# DATA EXTRACT
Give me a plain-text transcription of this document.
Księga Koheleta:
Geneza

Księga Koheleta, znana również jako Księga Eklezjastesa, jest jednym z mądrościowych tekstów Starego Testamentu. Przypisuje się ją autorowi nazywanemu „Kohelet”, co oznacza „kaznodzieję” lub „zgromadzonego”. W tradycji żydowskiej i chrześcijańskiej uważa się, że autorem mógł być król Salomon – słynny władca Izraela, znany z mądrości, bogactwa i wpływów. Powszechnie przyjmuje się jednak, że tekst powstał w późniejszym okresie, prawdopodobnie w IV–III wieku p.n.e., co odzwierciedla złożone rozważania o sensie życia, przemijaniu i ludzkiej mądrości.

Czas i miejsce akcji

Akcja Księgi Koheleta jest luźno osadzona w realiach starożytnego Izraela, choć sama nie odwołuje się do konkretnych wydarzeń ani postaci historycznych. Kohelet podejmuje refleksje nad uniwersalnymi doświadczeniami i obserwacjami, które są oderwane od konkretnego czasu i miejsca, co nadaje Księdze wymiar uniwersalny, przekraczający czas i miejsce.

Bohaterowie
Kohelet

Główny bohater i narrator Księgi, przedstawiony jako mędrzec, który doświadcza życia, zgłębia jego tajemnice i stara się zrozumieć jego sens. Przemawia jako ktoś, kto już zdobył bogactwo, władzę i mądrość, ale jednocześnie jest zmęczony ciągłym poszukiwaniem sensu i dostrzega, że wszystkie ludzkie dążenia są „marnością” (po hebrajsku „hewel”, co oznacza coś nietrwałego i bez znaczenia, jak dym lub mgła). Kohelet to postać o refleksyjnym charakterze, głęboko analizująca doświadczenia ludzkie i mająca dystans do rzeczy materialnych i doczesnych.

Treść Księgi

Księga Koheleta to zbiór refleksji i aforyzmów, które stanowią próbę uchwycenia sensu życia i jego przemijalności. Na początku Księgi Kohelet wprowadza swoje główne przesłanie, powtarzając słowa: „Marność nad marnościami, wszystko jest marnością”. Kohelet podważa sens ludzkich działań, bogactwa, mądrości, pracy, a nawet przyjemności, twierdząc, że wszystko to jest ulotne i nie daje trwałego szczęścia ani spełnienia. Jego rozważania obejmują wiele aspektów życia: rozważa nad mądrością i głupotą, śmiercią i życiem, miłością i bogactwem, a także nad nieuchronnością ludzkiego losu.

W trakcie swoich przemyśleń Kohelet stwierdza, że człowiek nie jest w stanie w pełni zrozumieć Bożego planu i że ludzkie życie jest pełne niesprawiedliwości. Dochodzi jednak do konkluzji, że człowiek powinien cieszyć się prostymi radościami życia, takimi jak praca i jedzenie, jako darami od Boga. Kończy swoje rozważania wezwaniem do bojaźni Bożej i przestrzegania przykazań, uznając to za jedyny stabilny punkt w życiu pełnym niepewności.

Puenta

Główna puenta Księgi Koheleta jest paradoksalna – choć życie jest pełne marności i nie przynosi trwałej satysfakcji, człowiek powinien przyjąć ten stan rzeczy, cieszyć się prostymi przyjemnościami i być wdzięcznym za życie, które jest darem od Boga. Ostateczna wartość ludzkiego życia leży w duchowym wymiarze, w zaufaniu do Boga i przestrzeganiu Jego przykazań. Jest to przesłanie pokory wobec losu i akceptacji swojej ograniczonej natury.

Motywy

# TASK BRIEF
Transcribe the material exactly as it reads.

# RESULT FOR THIS TASK
Give me a plain-text transcription of this document.
Księga Koheleta:
Geneza

Księga Koheleta, znana również jako Księga Eklezjastesa, jest jednym z mądrościowych tekstów Starego Testamentu. Przypisuje się ją autorowi nazywanemu „Kohelet”, co oznacza „kaznodzieję” lub „zgromadzonego”. W tradycji żydowskiej i chrześcijańskiej uważa się, że autorem mógł być król Salomon – słynny władca Izraela, znany z mądrości, bogactwa i wpływów. Powszechnie przyjmuje się jednak, że tekst powstał w późniejszym okresie, prawdopodobnie w IV–III wieku p.n.e., co odzwierciedla złożone rozważania o sensie życia, przemijaniu i ludzkiej mądrości.

Czas i miejsce akcji

Akcja Księgi Koheleta jest luźno osadzona w realiach starożytnego Izraela, choć sama nie odwołuje się do konkretnych wydarzeń ani postaci historycznych. Kohelet podejmuje refleksje nad uniwersalnymi doświadczeniami i obserwacjami, które są oderwane od konkretnego czasu i miejsca, co nadaje Księdze wymiar uniwersalny, przekraczający czas i miejsce.

Bohaterowie
Kohelet

Główny bohater i narrator Księgi, przedstawiony jako mędrzec, który doświadcza życia, zgłębia jego tajemnice i stara się zrozumieć jego sens. Przemawia jako ktoś, kto już zdobył bogactwo, władzę i mądrość, ale jednocześnie jest zmęczony ciągłym poszukiwaniem sensu i dostrzega, że wszystkie ludzkie dążenia są „marnością” (po hebrajsku „hewel”, co oznacza coś nietrwałego i bez znaczenia, jak dym lub mgła). Kohelet to postać o refleksyjnym charakterze, głęboko analizująca doświadczenia ludzkie i mająca dystans do rzeczy materialnych i doczesnych.

Treść Księgi

Księga Koheleta to zbiór refleksji i aforyzmów, które stanowią próbę uchwycenia sensu życia i jego przemijalności. Na początku Księgi Kohelet wprowadza swoje główne przesłanie, powtarzając słowa: „Marność nad marnościami, wszystko jest marnością”. Kohelet podważa sens ludzkich działań, bogactwa, mądrości, pracy, a nawet przyjemności, twierdząc, że wszystko to jest ulotne i nie daje trwałego szczęścia ani spełnienia. Jego rozważania obejmują wiele aspektów życia: rozważa nad mądrością i głupotą, śmiercią i życiem, miłością i bogactwem, a także nad nieuchronnością ludzkiego losu.

W trakcie swoich przemyśleń Kohelet stwierdza, że człowiek nie jest w stanie w pełni zrozumieć Bożego planu i że ludzkie życie jest pełne niesprawiedliwości. Dochodzi jednak do konkluzji, że człowiek powinien cieszyć się prostymi radościami życia, takimi jak praca i jedzenie, jako darami od Boga. Kończy swoje rozważania wezwaniem do bojaźni Bożej i przestrzegania przykazań, uznając to za jedyny stabilny punkt w życiu pełnym niepewności.

Puenta

Główna puenta Księgi Koheleta jest paradoksalna – choć życie jest pełne marności i nie przynosi trwałej satysfakcji, człowiek powinien przyjąć ten stan rzeczy, cieszyć się prostymi przyjemnościami i być wdzięcznym za życie, które jest darem od Boga. Ostateczna wartość ludzkiego życia leży w duchowym wymiarze, w zaufaniu do Boga i przestrzeganiu Jego przykazań. Jest to przesłanie pokory wobec losu i akceptacji swojej ograniczonej natury.

Motywy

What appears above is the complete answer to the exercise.